To be done: Images excluded, repeat each entry below exactly.

Dataset rows:
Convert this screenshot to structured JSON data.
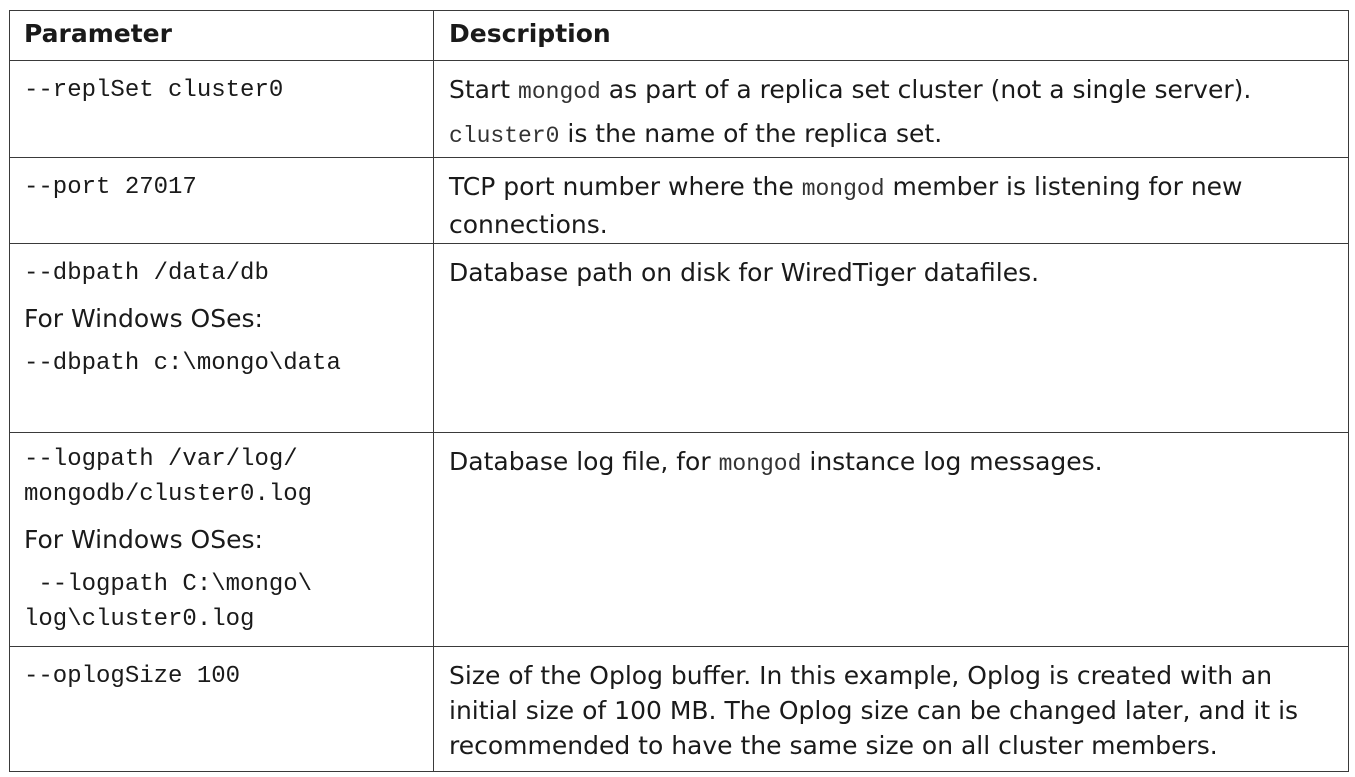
{
  "headers": {
    "parameter": "Parameter",
    "description": "Description"
  },
  "rows": [
    {
      "param_lines": [
        "--replSet cluster0"
      ],
      "desc": {
        "p1_pre": "Start ",
        "p1_code": "mongod",
        "p1_post": " as part of a replica set cluster (not a single server).",
        "p2_code": "cluster0",
        "p2_post": " is the name of the replica set."
      }
    },
    {
      "param_lines": [
        "--port 27017"
      ],
      "desc": {
        "pre": "TCP port number where the ",
        "code": "mongod",
        "post": " member is listening for new connections."
      }
    },
    {
      "param_lines": [
        "--dbpath /data/db",
        "For Windows OSes:",
        "--dbpath c:\\mongo\\data"
      ],
      "desc": {
        "text": "Database path on disk for WiredTiger datafiles."
      }
    },
    {
      "param_lines": [
        "--logpath /var/log/",
        "mongodb/cluster0.log",
        "For Windows OSes:",
        " --logpath C:\\mongo\\",
        "log\\cluster0.log"
      ],
      "desc": {
        "pre": "Database log file, for ",
        "code": "mongod",
        "post": " instance log messages."
      }
    },
    {
      "param_lines": [
        "--oplogSize 100"
      ],
      "desc": {
        "text": "Size of the Oplog buffer. In this example, Oplog is created with an initial size of 100 MB. The Oplog size can be changed later, and it is recommended to have the same size on all cluster members."
      }
    }
  ]
}
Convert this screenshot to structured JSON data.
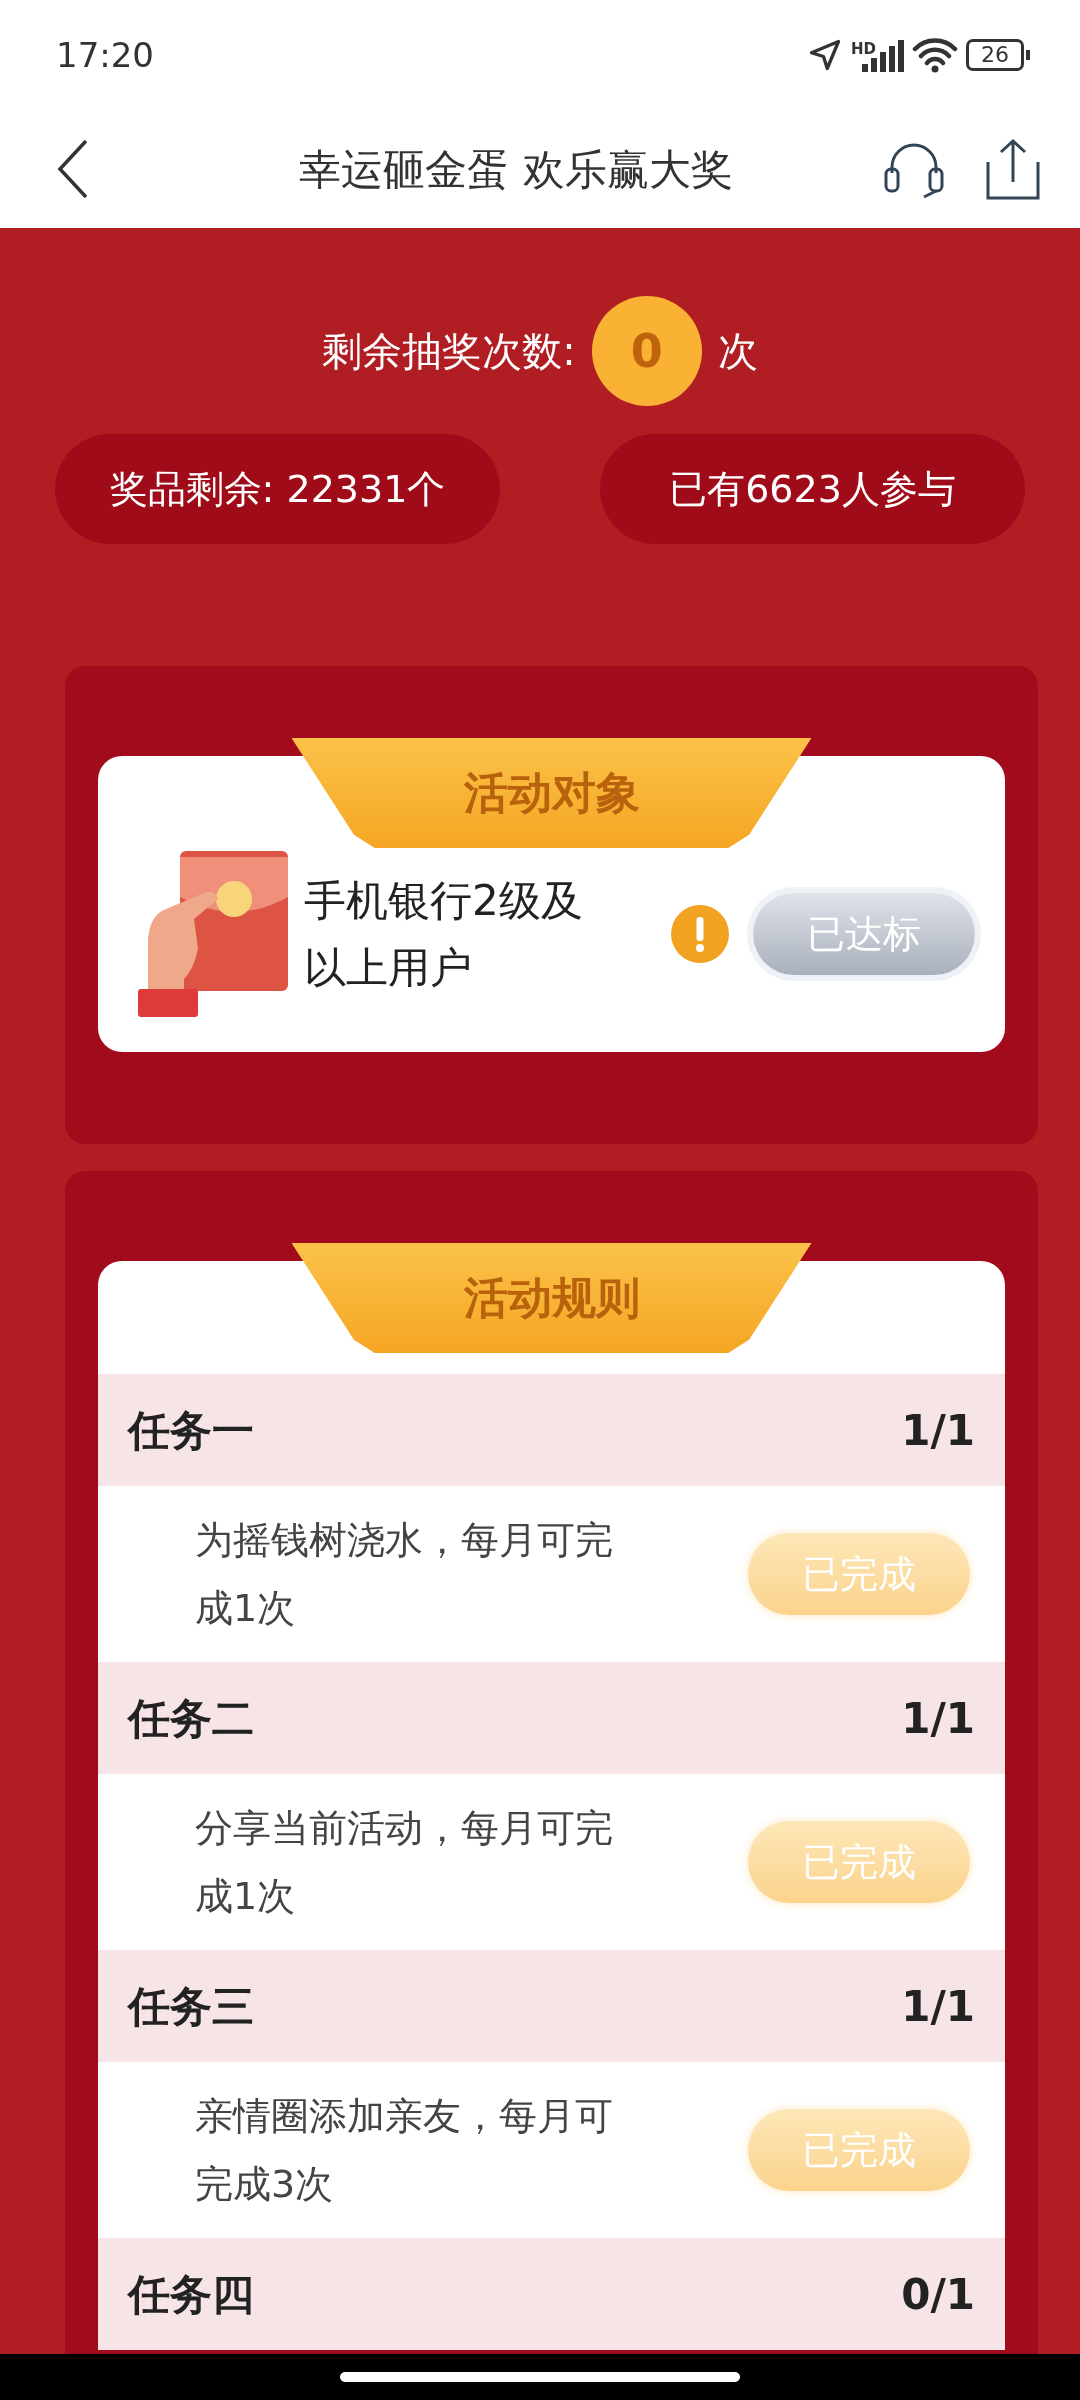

Correct output:
Convert this screenshot to structured JSON data.
{
  "headers": {
    "parameter": "Parameter",
    "description": "Description"
  },
  "rows": [
    {
      "param_lines": [
        "--replSet cluster0"
      ],
      "desc": {
        "p1_pre": "Start ",
        "p1_code": "mongod",
        "p1_post": " as part of a replica set cluster (not a single server).",
        "p2_code": "cluster0",
        "p2_post": " is the name of the replica set."
      }
    },
    {
      "param_lines": [
        "--port 27017"
      ],
      "desc": {
        "pre": "TCP port number where the ",
        "code": "mongod",
        "post": " member is listening for new connections."
      }
    },
    {
      "param_lines": [
        "--dbpath /data/db",
        "For Windows OSes:",
        "--dbpath c:\\mongo\\data"
      ],
      "desc": {
        "text": "Database path on disk for WiredTiger datafiles."
      }
    },
    {
      "param_lines": [
        "--logpath /var/log/",
        "mongodb/cluster0.log",
        "For Windows OSes:",
        " --logpath C:\\mongo\\",
        "log\\cluster0.log"
      ],
      "desc": {
        "pre": "Database log file, for ",
        "code": "mongod",
        "post": " instance log messages."
      }
    },
    {
      "param_lines": [
        "--oplogSize 100"
      ],
      "desc": {
        "text": "Size of the Oplog buffer. In this example, Oplog is created with an initial size of 100 MB. The Oplog size can be changed later, and it is recommended to have the same size on all cluster members."
      }
    }
  ]
}
Convert this screenshot to structured JSON data.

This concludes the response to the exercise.